(Records from a collection of figures)
-------------------------

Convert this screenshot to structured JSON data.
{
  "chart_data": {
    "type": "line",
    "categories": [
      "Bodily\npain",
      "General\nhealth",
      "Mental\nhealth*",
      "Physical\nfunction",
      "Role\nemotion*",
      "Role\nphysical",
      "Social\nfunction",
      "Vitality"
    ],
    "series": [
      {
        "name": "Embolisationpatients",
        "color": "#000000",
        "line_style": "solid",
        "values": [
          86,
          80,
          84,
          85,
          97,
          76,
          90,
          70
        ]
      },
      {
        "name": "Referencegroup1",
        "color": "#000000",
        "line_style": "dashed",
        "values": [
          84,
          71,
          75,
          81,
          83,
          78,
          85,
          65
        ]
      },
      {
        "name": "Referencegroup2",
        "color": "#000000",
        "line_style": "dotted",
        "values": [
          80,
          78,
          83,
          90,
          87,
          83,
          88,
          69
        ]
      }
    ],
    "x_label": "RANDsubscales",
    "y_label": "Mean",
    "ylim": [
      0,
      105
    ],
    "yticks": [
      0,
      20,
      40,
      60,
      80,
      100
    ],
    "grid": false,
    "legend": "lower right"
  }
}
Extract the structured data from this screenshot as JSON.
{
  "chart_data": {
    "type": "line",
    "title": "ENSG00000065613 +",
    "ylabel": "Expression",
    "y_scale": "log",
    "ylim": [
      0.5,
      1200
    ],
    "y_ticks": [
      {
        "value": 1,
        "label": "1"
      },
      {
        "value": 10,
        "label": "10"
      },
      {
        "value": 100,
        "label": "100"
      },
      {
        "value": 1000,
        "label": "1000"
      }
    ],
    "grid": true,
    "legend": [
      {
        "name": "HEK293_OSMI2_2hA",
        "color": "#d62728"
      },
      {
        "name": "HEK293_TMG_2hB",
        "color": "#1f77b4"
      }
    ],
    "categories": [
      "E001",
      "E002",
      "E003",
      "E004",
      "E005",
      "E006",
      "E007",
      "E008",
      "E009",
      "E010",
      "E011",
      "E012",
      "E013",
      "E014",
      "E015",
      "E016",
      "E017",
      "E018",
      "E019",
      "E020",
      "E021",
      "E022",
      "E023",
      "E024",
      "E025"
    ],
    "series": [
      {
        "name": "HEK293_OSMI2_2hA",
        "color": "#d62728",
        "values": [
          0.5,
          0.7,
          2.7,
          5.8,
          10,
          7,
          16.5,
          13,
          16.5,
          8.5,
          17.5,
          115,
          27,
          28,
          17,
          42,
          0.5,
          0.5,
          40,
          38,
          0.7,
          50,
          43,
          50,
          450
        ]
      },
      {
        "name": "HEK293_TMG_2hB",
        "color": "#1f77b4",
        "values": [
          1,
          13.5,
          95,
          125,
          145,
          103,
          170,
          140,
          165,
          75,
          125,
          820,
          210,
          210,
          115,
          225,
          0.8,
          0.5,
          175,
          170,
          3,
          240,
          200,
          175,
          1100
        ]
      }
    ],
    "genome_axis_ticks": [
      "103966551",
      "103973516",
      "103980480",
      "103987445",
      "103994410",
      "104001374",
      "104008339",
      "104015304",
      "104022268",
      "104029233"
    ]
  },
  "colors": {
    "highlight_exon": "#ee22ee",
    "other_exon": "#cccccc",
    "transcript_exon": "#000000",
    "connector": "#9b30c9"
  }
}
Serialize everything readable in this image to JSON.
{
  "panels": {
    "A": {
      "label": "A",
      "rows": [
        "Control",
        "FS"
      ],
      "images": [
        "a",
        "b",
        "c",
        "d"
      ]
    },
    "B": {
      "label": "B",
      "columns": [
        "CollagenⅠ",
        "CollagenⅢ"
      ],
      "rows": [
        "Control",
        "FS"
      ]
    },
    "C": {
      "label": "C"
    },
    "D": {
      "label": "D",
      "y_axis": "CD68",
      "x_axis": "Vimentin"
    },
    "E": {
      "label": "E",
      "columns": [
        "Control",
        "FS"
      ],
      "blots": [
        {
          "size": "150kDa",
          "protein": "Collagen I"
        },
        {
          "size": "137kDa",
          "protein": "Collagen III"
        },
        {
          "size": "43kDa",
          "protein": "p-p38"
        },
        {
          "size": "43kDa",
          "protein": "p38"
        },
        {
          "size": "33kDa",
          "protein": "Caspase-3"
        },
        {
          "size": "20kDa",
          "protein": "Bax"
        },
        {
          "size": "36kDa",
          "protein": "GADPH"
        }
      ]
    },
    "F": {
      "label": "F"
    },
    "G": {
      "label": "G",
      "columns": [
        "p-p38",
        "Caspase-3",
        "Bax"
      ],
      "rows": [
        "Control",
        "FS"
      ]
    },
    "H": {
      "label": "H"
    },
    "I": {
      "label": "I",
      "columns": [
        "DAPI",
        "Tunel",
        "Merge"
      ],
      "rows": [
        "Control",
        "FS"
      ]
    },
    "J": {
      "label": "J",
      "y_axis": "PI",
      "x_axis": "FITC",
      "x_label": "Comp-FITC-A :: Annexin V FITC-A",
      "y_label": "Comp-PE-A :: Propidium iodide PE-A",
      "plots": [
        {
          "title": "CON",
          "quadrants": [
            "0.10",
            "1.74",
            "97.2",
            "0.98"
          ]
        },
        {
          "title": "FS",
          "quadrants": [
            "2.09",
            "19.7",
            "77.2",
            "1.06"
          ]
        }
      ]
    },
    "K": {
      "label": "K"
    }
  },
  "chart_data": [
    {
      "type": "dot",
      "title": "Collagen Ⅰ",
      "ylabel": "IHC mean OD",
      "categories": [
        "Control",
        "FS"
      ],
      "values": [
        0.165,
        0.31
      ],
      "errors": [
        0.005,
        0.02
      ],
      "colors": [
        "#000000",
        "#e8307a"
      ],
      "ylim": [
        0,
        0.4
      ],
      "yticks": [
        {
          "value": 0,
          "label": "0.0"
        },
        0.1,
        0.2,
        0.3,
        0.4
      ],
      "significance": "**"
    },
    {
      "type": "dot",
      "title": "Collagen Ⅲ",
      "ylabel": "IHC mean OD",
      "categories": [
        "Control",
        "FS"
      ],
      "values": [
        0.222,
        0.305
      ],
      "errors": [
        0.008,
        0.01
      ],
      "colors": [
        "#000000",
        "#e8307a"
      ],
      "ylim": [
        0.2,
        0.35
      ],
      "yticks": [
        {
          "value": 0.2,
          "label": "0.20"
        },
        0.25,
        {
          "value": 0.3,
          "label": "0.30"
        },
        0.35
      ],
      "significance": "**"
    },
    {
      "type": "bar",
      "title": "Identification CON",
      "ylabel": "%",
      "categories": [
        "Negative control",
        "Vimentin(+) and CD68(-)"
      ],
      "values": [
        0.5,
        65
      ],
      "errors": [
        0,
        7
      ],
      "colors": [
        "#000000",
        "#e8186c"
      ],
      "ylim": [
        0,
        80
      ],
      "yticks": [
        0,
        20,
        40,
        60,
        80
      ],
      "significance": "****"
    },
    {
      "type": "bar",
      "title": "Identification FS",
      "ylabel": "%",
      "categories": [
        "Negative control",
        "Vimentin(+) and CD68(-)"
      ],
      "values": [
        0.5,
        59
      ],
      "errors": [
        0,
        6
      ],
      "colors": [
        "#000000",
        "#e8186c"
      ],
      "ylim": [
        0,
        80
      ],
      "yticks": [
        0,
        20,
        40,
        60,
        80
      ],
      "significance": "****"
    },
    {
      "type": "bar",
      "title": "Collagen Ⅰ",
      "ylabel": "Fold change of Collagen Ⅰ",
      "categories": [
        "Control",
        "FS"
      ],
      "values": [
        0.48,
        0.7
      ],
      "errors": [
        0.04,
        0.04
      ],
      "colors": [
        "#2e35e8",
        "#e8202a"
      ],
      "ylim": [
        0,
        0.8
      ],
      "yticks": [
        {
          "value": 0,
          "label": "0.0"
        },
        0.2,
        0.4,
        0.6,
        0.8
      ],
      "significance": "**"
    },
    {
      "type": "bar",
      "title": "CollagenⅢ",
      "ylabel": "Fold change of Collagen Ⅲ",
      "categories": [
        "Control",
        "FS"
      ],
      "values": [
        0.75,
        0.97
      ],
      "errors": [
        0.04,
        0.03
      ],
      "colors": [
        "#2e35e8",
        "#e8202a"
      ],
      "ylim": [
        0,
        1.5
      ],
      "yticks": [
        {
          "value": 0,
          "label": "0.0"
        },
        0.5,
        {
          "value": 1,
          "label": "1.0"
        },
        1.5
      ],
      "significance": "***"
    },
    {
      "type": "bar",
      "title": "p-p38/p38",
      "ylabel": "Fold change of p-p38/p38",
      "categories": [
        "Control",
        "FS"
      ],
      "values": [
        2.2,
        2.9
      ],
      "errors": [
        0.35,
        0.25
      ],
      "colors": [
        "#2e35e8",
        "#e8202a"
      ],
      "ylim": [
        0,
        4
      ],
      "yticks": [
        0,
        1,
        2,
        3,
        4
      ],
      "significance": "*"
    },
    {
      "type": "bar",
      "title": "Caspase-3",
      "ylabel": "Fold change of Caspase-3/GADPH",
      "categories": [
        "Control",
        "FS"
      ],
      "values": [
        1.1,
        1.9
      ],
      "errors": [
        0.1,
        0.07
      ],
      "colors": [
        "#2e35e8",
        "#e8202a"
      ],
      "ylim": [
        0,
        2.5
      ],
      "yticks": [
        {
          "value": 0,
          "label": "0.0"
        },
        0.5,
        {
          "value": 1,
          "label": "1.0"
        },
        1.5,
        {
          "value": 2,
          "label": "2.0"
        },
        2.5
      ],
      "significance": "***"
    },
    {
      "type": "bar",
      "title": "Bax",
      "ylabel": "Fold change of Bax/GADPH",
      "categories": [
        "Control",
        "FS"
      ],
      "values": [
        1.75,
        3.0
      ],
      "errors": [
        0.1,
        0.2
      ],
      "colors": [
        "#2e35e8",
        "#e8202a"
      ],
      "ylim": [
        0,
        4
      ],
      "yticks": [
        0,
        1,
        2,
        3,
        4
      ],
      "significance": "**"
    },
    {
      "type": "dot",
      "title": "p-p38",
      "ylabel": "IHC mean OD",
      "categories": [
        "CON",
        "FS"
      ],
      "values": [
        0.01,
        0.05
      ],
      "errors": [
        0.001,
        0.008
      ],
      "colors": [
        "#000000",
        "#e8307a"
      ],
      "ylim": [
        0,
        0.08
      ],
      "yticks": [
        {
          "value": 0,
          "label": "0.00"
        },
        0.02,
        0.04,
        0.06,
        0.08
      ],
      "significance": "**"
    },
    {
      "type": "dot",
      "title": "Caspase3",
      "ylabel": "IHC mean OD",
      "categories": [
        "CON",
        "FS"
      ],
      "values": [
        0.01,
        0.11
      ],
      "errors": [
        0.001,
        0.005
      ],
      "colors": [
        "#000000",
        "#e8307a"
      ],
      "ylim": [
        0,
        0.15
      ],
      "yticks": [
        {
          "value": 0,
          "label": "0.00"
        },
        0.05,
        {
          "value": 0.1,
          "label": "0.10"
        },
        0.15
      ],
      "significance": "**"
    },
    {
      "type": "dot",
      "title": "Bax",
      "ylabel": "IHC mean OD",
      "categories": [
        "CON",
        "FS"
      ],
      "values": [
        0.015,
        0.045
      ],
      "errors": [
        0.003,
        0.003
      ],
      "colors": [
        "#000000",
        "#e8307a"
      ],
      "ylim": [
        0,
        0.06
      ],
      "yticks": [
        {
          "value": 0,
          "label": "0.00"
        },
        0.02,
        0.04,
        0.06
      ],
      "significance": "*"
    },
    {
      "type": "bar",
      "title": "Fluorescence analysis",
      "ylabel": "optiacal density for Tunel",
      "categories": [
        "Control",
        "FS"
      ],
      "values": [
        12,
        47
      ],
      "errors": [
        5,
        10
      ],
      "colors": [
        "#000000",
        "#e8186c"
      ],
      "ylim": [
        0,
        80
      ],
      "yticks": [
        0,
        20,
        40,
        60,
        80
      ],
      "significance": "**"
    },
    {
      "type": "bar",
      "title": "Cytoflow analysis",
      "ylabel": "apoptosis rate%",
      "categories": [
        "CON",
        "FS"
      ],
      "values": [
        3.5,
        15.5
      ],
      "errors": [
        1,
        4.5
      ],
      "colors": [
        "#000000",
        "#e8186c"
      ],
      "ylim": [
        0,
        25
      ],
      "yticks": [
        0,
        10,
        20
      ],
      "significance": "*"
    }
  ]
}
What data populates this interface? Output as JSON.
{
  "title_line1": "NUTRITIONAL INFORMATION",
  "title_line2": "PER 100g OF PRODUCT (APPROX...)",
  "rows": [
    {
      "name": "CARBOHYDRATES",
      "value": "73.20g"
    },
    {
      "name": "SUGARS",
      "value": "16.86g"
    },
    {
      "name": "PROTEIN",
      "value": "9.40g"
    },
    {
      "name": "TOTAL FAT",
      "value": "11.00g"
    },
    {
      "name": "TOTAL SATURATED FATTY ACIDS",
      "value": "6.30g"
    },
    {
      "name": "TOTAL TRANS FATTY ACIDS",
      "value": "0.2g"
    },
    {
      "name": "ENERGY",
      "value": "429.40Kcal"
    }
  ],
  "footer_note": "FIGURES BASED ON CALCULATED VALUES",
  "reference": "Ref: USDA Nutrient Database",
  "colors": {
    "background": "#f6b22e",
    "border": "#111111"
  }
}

-------------------------

> [What the task asks]: Take every line above where "Comp" appears and copy it.

> [Answer to this problem]:
      "x_label": "Comp-FITC-A :: Annexin V FITC-A",
      "y_label": "Comp-PE-A :: Propidium iodide PE-A",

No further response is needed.